Without the pictures, repeat the listing character for character.

Stored records:
···
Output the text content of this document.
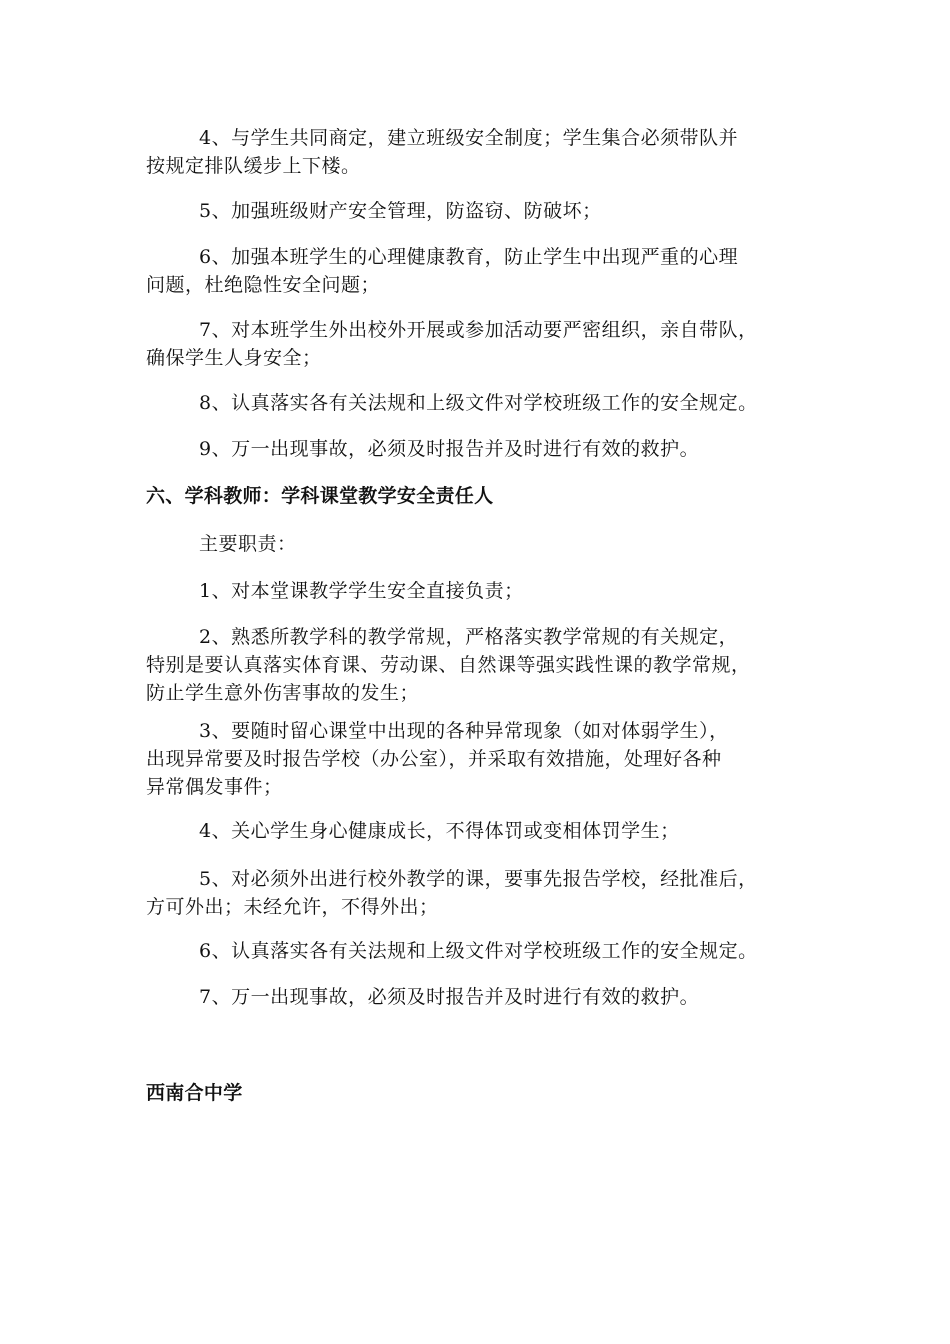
4、与学生共同商定，建立班级安全制度；学生集合必须带队并
按规定排队缓步上下楼。
5、加强班级财产安全管理，防盗窃、防破坏；
6、加强本班学生的心理健康教育，防止学生中出现严重的心理
问题，杜绝隐性安全问题；
7、对本班学生外出校外开展或参加活动要严密组织，亲自带队，
确保学生人身安全；
8、认真落实各有关法规和上级文件对学校班级工作的安全规定。
9、万一出现事故，必须及时报告并及时进行有效的救护。
六、学科教师：学科课堂教学安全责任人
主要职责：
1、对本堂课教学学生安全直接负责；
2、熟悉所教学科的教学常规，严格落实教学常规的有关规定，
特别是要认真落实体育课、劳动课、自然课等强实践性课的教学常规，
防止学生意外伤害事故的发生；
3、要随时留心课堂中出现的各种异常现象（如对体弱学生），
出现异常要及时报告学校（办公室），并采取有效措施，处理好各种
异常偶发事件；
4、关心学生身心健康成长，不得体罚或变相体罚学生；
5、对必须外出进行校外教学的课，要事先报告学校，经批准后，
方可外出；未经允许，不得外出；
6、认真落实各有关法规和上级文件对学校班级工作的安全规定。
7、万一出现事故，必须及时报告并及时进行有效的救护。
西南合中学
···
■ Task result
Output the text content of this document.
4、与学生共同商定，建立班级安全制度；学生集合必须带队并
按规定排队缓步上下楼。
5、加强班级财产安全管理，防盗窃、防破坏；
6、加强本班学生的心理健康教育，防止学生中出现严重的心理
问题，杜绝隐性安全问题；
7、对本班学生外出校外开展或参加活动要严密组织，亲自带队，
确保学生人身安全；
8、认真落实各有关法规和上级文件对学校班级工作的安全规定。
9、万一出现事故，必须及时报告并及时进行有效的救护。
六、学科教师：学科课堂教学安全责任人
主要职责：
1、对本堂课教学学生安全直接负责；
2、熟悉所教学科的教学常规，严格落实教学常规的有关规定，
特别是要认真落实体育课、劳动课、自然课等强实践性课的教学常规，
防止学生意外伤害事故的发生；
3、要随时留心课堂中出现的各种异常现象（如对体弱学生），
出现异常要及时报告学校（办公室），并采取有效措施，处理好各种
异常偶发事件；
4、关心学生身心健康成长，不得体罚或变相体罚学生；
5、对必须外出进行校外教学的课，要事先报告学校，经批准后，
方可外出；未经允许，不得外出；
6、认真落实各有关法规和上级文件对学校班级工作的安全规定。
7、万一出现事故，必须及时报告并及时进行有效的救护。
西南合中学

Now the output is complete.